— Exercise —
Reproduce all entries word for word.

(Collection entries)

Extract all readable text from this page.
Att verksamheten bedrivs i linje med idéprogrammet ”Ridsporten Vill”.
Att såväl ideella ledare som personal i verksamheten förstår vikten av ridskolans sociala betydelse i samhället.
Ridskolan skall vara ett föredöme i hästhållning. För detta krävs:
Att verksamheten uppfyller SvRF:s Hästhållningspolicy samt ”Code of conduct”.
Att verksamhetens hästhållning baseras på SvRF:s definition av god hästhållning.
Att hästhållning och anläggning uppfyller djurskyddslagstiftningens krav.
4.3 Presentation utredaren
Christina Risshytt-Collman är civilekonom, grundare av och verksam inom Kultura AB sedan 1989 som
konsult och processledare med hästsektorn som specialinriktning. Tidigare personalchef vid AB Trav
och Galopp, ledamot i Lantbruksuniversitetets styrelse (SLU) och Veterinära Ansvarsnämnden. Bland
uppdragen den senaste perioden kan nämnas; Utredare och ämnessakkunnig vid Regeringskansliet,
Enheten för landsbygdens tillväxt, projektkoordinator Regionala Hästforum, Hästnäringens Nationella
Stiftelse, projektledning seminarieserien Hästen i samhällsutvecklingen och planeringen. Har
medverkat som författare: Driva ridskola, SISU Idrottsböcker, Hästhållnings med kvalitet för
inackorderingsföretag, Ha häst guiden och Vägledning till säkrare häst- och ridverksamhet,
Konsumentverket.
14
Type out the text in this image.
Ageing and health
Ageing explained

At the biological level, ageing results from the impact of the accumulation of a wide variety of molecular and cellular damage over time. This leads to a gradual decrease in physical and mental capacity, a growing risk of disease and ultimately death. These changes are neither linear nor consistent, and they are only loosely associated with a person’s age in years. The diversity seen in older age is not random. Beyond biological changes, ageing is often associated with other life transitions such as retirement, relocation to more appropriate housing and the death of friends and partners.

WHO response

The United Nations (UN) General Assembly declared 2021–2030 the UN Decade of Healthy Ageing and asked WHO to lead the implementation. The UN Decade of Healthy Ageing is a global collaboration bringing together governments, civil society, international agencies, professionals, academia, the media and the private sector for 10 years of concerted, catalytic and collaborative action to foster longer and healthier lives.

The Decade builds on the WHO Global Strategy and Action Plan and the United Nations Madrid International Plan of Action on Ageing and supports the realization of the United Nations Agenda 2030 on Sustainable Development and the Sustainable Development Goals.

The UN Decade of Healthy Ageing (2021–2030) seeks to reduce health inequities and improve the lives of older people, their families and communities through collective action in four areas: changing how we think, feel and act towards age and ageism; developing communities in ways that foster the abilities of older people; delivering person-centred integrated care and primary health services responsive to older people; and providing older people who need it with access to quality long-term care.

— Expected answer —
Extract all readable text from this page.
Att verksamheten bedrivs i linje med idéprogrammet ”Ridsporten Vill”.
Att såväl ideella ledare som personal i verksamheten förstår vikten av ridskolans sociala betydelse i samhället.
Ridskolan skall vara ett föredöme i hästhållning. För detta krävs:
Att verksamheten uppfyller SvRF:s Hästhållningspolicy samt ”Code of conduct”.
Att verksamhetens hästhållning baseras på SvRF:s definition av god hästhållning.
Att hästhållning och anläggning uppfyller djurskyddslagstiftningens krav.
4.3 Presentation utredaren
Christina Risshytt-Collman är civilekonom, grundare av och verksam inom Kultura AB sedan 1989 som
konsult och processledare med hästsektorn som specialinriktning. Tidigare personalchef vid AB Trav
och Galopp, ledamot i Lantbruksuniversitetets styrelse (SLU) och Veterinära Ansvarsnämnden. Bland
uppdragen den senaste perioden kan nämnas; Utredare och ämnessakkunnig vid Regeringskansliet,
Enheten för landsbygdens tillväxt, projektkoordinator Regionala Hästforum, Hästnäringens Nationella
Stiftelse, projektledning seminarieserien Hästen i samhällsutvecklingen och planeringen. Har
medverkat som författare: Driva ridskola, SISU Idrottsböcker, Hästhållnings med kvalitet för
inackorderingsföretag, Ha häst guiden och Vägledning till säkrare häst- och ridverksamhet,
Konsumentverket.
14
Type out the text in this image.
Ageing and health
Ageing explained

At the biological level, ageing results from the impact of the accumulation of a wide variety of molecular and cellular damage over time. This leads to a gradual decrease in physical and mental capacity, a growing risk of disease and ultimately death. These changes are neither linear nor consistent, and they are only loosely associated with a person’s age in years. The diversity seen in older age is not random. Beyond biological changes, ageing is often associated with other life transitions such as retirement, relocation to more appropriate housing and the death of friends and partners.

WHO response

The United Nations (UN) General Assembly declared 2021–2030 the UN Decade of Healthy Ageing and asked WHO to lead the implementation. The UN Decade of Healthy Ageing is a global collaboration bringing together governments, civil society, international agencies, professionals, academia, the media and the private sector for 10 years of concerted, catalytic and collaborative action to foster longer and healthier lives.

The Decade builds on the WHO Global Strategy and Action Plan and the United Nations Madrid International Plan of Action on Ageing and supports the realization of the United Nations Agenda 2030 on Sustainable Development and the Sustainable Development Goals.

The UN Decade of Healthy Ageing (2021–2030) seeks to reduce health inequities and improve the lives of older people, their families and communities through collective action in four areas: changing how we think, feel and act towards age and ageism; developing communities in ways that foster the abilities of older people; delivering person-centred integrated care and primary health services responsive to older people; and providing older people who need it with access to quality long-term care.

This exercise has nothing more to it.